(Data records)
★ ★ ★
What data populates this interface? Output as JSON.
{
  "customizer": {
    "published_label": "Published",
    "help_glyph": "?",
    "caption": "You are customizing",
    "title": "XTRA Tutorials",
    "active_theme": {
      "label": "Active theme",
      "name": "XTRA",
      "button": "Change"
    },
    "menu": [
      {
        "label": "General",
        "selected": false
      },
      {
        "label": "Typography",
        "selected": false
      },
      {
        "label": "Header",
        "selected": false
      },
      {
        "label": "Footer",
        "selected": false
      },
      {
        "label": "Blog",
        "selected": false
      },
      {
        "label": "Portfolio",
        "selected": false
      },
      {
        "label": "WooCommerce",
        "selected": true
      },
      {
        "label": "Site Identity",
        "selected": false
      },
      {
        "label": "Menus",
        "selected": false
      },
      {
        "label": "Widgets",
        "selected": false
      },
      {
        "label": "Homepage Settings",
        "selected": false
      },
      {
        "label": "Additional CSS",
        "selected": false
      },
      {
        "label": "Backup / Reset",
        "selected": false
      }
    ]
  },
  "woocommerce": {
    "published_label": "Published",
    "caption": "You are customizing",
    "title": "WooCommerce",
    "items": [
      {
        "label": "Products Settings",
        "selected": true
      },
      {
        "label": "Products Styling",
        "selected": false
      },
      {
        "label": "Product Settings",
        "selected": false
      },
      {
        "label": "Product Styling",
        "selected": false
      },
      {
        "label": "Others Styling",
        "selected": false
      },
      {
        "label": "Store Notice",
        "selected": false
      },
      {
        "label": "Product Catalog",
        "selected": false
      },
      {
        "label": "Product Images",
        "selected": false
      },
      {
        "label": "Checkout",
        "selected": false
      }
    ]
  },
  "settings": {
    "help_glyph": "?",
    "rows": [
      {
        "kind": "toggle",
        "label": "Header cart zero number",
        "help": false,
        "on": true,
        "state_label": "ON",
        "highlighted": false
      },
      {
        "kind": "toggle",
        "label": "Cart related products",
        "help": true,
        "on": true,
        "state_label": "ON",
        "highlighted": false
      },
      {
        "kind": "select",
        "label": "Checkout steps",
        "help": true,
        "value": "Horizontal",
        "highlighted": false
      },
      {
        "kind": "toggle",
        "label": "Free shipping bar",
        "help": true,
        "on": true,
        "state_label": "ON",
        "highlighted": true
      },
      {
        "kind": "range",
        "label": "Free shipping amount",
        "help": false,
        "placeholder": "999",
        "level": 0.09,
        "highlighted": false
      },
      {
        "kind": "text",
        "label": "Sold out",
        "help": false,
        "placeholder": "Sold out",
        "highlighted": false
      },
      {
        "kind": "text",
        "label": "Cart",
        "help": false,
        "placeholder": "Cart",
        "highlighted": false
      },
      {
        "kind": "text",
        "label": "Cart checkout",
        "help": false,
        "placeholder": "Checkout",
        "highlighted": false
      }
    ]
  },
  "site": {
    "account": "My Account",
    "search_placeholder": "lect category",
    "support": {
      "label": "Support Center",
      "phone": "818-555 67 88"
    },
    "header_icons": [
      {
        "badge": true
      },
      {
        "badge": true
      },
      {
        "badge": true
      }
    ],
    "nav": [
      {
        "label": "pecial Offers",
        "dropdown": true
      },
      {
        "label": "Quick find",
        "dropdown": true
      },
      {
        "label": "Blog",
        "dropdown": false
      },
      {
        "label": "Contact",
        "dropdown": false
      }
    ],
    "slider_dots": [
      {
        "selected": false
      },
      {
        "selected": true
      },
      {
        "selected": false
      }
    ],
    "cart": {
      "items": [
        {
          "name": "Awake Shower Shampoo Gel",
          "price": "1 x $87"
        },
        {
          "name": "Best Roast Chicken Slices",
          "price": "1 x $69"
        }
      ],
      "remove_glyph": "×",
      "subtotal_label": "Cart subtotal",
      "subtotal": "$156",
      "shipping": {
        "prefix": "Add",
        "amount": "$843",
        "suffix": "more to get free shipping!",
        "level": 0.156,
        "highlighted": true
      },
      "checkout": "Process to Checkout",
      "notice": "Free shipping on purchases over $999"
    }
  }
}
★ ★ ★
_What is expected_. Gather up the lines that contain the word "subtotal".

_Result_.
      "subtotal_label": "Cart subtotal",
      "subtotal": "$156",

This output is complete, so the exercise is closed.